Dataset items:
----------------------------------------

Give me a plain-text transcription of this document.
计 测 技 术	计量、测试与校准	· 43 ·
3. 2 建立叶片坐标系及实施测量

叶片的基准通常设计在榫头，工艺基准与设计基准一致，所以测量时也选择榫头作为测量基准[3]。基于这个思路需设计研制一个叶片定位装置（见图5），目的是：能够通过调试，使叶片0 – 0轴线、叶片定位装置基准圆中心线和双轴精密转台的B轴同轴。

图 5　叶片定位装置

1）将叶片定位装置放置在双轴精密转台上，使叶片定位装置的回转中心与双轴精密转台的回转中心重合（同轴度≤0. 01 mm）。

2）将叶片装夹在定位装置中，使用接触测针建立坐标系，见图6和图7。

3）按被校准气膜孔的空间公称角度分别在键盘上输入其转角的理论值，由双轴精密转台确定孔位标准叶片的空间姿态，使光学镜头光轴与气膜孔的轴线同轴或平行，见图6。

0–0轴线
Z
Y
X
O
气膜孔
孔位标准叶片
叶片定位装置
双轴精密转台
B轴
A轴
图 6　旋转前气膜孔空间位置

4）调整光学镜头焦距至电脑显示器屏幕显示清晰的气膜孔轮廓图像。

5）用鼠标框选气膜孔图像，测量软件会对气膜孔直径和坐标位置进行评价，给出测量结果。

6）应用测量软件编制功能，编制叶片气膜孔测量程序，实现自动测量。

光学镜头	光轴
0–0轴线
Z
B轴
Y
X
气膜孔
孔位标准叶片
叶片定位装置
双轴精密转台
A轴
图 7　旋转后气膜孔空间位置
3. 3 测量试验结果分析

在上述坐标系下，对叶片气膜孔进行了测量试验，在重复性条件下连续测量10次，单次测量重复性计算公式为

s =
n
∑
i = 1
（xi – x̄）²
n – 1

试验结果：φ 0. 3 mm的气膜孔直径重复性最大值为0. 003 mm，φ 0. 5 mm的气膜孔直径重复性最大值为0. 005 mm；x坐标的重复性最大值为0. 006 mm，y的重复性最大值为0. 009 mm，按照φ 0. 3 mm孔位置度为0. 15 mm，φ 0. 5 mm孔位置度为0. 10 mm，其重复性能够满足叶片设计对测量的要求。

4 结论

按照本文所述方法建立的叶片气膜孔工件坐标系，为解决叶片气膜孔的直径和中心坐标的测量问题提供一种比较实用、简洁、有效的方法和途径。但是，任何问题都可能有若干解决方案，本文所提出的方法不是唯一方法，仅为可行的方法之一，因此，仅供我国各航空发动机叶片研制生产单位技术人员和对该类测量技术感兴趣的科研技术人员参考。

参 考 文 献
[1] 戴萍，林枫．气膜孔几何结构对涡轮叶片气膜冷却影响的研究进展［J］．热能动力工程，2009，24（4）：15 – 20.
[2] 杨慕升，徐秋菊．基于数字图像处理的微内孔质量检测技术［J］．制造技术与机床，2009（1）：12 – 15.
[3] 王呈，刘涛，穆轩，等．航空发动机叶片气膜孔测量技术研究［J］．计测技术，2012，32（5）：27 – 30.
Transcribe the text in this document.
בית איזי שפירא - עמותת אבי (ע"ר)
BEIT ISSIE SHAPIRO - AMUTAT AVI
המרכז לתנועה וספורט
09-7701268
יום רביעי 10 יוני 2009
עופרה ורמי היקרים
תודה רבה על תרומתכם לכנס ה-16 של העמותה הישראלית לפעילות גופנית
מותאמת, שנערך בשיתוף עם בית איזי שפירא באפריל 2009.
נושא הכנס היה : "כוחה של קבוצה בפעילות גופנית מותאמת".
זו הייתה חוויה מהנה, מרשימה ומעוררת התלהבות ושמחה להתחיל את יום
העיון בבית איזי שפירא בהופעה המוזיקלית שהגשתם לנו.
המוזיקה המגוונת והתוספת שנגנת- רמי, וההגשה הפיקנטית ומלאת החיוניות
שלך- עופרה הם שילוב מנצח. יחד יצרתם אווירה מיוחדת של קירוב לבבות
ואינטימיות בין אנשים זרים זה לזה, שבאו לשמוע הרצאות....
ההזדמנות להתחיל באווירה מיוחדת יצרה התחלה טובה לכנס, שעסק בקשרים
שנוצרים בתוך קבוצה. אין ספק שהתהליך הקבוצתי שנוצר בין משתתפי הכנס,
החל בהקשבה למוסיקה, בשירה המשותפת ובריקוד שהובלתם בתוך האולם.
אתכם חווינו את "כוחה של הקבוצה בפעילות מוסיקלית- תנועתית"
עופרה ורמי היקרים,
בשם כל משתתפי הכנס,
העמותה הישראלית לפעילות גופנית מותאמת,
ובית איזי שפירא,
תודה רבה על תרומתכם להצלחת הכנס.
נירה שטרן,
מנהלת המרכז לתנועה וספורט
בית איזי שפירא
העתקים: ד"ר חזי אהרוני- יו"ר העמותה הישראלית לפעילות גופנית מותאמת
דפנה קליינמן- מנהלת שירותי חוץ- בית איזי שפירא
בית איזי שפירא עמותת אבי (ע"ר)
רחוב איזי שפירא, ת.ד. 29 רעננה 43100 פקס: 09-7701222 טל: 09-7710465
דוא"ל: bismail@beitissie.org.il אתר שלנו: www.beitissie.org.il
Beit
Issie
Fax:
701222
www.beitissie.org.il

----------------------------------------

■ WRITTEN TASK
Return every record, word for word.

■ SOLUTION TO THE PROBLEM
Give me a plain-text transcription of this document.
计 测 技 术	计量、测试与校准	· 43 ·
3. 2 建立叶片坐标系及实施测量

叶片的基准通常设计在榫头，工艺基准与设计基准一致，所以测量时也选择榫头作为测量基准[3]。基于这个思路需设计研制一个叶片定位装置（见图5），目的是：能够通过调试，使叶片0 – 0轴线、叶片定位装置基准圆中心线和双轴精密转台的B轴同轴。

图 5　叶片定位装置

1）将叶片定位装置放置在双轴精密转台上，使叶片定位装置的回转中心与双轴精密转台的回转中心重合（同轴度≤0. 01 mm）。

2）将叶片装夹在定位装置中，使用接触测针建立坐标系，见图6和图7。

3）按被校准气膜孔的空间公称角度分别在键盘上输入其转角的理论值，由双轴精密转台确定孔位标准叶片的空间姿态，使光学镜头光轴与气膜孔的轴线同轴或平行，见图6。

0–0轴线
Z
Y
X
O
气膜孔
孔位标准叶片
叶片定位装置
双轴精密转台
B轴
A轴
图 6　旋转前气膜孔空间位置

4）调整光学镜头焦距至电脑显示器屏幕显示清晰的气膜孔轮廓图像。

5）用鼠标框选气膜孔图像，测量软件会对气膜孔直径和坐标位置进行评价，给出测量结果。

6）应用测量软件编制功能，编制叶片气膜孔测量程序，实现自动测量。

光学镜头	光轴
0–0轴线
Z
B轴
Y
X
气膜孔
孔位标准叶片
叶片定位装置
双轴精密转台
A轴
图 7　旋转后气膜孔空间位置
3. 3 测量试验结果分析

在上述坐标系下，对叶片气膜孔进行了测量试验，在重复性条件下连续测量10次，单次测量重复性计算公式为

s =
n
∑
i = 1
（xi – x̄）²
n – 1

试验结果：φ 0. 3 mm的气膜孔直径重复性最大值为0. 003 mm，φ 0. 5 mm的气膜孔直径重复性最大值为0. 005 mm；x坐标的重复性最大值为0. 006 mm，y的重复性最大值为0. 009 mm，按照φ 0. 3 mm孔位置度为0. 15 mm，φ 0. 5 mm孔位置度为0. 10 mm，其重复性能够满足叶片设计对测量的要求。

4 结论

按照本文所述方法建立的叶片气膜孔工件坐标系，为解决叶片气膜孔的直径和中心坐标的测量问题提供一种比较实用、简洁、有效的方法和途径。但是，任何问题都可能有若干解决方案，本文所提出的方法不是唯一方法，仅为可行的方法之一，因此，仅供我国各航空发动机叶片研制生产单位技术人员和对该类测量技术感兴趣的科研技术人员参考。

参 考 文 献
[1] 戴萍，林枫．气膜孔几何结构对涡轮叶片气膜冷却影响的研究进展［J］．热能动力工程，2009，24（4）：15 – 20.
[2] 杨慕升，徐秋菊．基于数字图像处理的微内孔质量检测技术［J］．制造技术与机床，2009（1）：12 – 15.
[3] 王呈，刘涛，穆轩，等．航空发动机叶片气膜孔测量技术研究［J］．计测技术，2012，32（5）：27 – 30.
Transcribe the text in this document.
בית איזי שפירא - עמותת אבי (ע"ר)
BEIT ISSIE SHAPIRO - AMUTAT AVI
המרכז לתנועה וספורט
09-7701268
יום רביעי 10 יוני 2009
עופרה ורמי היקרים
תודה רבה על תרומתכם לכנס ה-16 של העמותה הישראלית לפעילות גופנית
מותאמת, שנערך בשיתוף עם בית איזי שפירא באפריל 2009.
נושא הכנס היה : "כוחה של קבוצה בפעילות גופנית מותאמת".
זו הייתה חוויה מהנה, מרשימה ומעוררת התלהבות ושמחה להתחיל את יום
העיון בבית איזי שפירא בהופעה המוזיקלית שהגשתם לנו.
המוזיקה המגוונת והתוספת שנגנת- רמי, וההגשה הפיקנטית ומלאת החיוניות
שלך- עופרה הם שילוב מנצח. יחד יצרתם אווירה מיוחדת של קירוב לבבות
ואינטימיות בין אנשים זרים זה לזה, שבאו לשמוע הרצאות....
ההזדמנות להתחיל באווירה מיוחדת יצרה התחלה טובה לכנס, שעסק בקשרים
שנוצרים בתוך קבוצה. אין ספק שהתהליך הקבוצתי שנוצר בין משתתפי הכנס,
החל בהקשבה למוסיקה, בשירה המשותפת ובריקוד שהובלתם בתוך האולם.
אתכם חווינו את "כוחה של הקבוצה בפעילות מוסיקלית- תנועתית"
עופרה ורמי היקרים,
בשם כל משתתפי הכנס,
העמותה הישראלית לפעילות גופנית מותאמת,
ובית איזי שפירא,
תודה רבה על תרומתכם להצלחת הכנס.
נירה שטרן,
מנהלת המרכז לתנועה וספורט
בית איזי שפירא
העתקים: ד"ר חזי אהרוני- יו"ר העמותה הישראלית לפעילות גופנית מותאמת
דפנה קליינמן- מנהלת שירותי חוץ- בית איזי שפירא
בית איזי שפירא עמותת אבי (ע"ר)
רחוב איזי שפירא, ת.ד. 29 רעננה 43100 פקס: 09-7701222 טל: 09-7710465
דוא"ל: bismail@beitissie.org.il אתר שלנו: www.beitissie.org.il
Beit
Issie
Fax:
701222
www.beitissie.org.il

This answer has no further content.